---------- Data to use

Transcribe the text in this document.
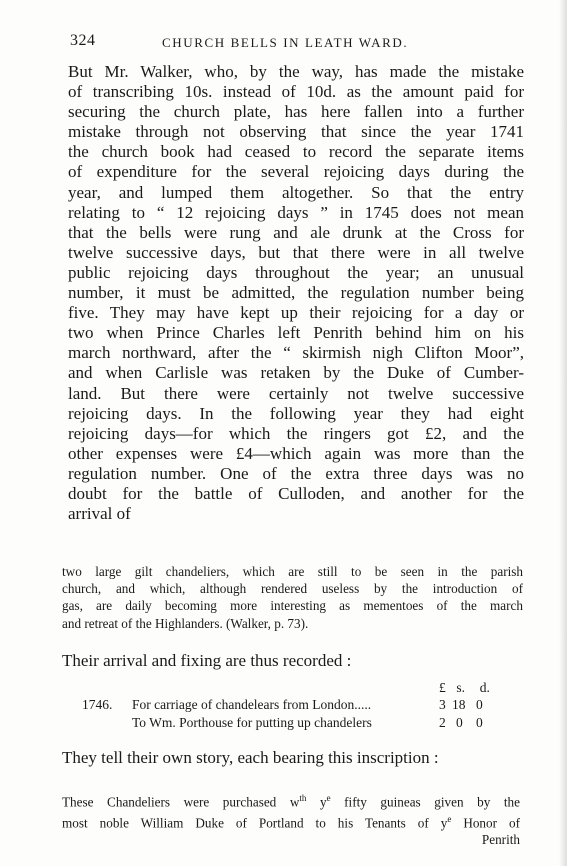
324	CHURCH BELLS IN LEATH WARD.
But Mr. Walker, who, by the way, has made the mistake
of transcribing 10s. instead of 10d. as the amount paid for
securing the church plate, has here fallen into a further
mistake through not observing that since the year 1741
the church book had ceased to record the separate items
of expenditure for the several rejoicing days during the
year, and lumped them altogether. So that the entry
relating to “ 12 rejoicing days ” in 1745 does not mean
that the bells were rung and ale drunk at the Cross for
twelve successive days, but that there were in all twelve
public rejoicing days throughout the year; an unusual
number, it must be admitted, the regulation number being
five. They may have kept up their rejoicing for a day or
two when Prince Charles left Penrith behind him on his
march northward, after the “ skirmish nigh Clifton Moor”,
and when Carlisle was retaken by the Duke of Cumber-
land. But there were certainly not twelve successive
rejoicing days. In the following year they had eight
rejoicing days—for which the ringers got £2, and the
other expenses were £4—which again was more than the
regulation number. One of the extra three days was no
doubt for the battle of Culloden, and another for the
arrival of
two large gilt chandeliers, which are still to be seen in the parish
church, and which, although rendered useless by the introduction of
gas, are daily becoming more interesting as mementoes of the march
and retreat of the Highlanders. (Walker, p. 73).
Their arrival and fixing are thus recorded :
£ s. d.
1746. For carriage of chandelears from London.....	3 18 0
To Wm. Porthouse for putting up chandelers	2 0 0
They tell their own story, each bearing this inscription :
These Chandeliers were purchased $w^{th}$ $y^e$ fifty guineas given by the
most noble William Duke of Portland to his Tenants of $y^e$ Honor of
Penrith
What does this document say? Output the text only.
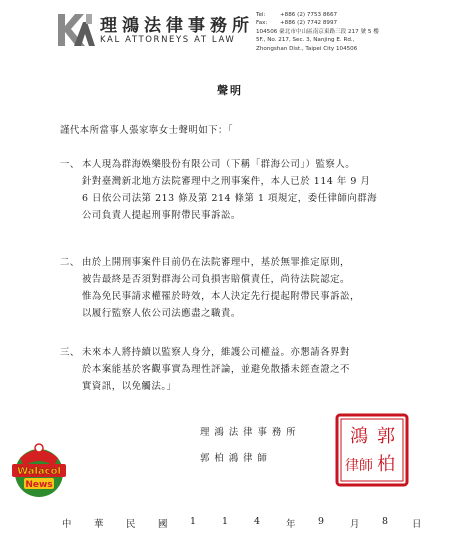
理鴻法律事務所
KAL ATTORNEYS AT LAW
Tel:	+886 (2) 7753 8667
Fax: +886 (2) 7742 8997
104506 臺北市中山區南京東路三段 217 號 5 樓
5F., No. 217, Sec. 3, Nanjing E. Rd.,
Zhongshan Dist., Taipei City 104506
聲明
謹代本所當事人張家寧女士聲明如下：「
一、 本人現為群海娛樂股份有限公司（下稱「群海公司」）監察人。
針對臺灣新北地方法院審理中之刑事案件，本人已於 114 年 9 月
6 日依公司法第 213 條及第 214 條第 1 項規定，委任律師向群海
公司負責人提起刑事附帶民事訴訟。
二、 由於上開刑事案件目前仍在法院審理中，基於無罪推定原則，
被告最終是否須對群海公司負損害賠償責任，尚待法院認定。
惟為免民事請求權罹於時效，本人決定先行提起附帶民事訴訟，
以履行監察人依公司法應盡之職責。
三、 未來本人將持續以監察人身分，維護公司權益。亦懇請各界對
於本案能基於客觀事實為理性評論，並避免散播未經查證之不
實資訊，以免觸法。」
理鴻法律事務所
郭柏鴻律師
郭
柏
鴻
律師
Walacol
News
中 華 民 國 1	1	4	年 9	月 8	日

--------------------

Search the data above for lines holding "there" and copy each of them.

Correct answer
twelve successive days, but that there were in all twelve
land. But there were certainly not twelve successive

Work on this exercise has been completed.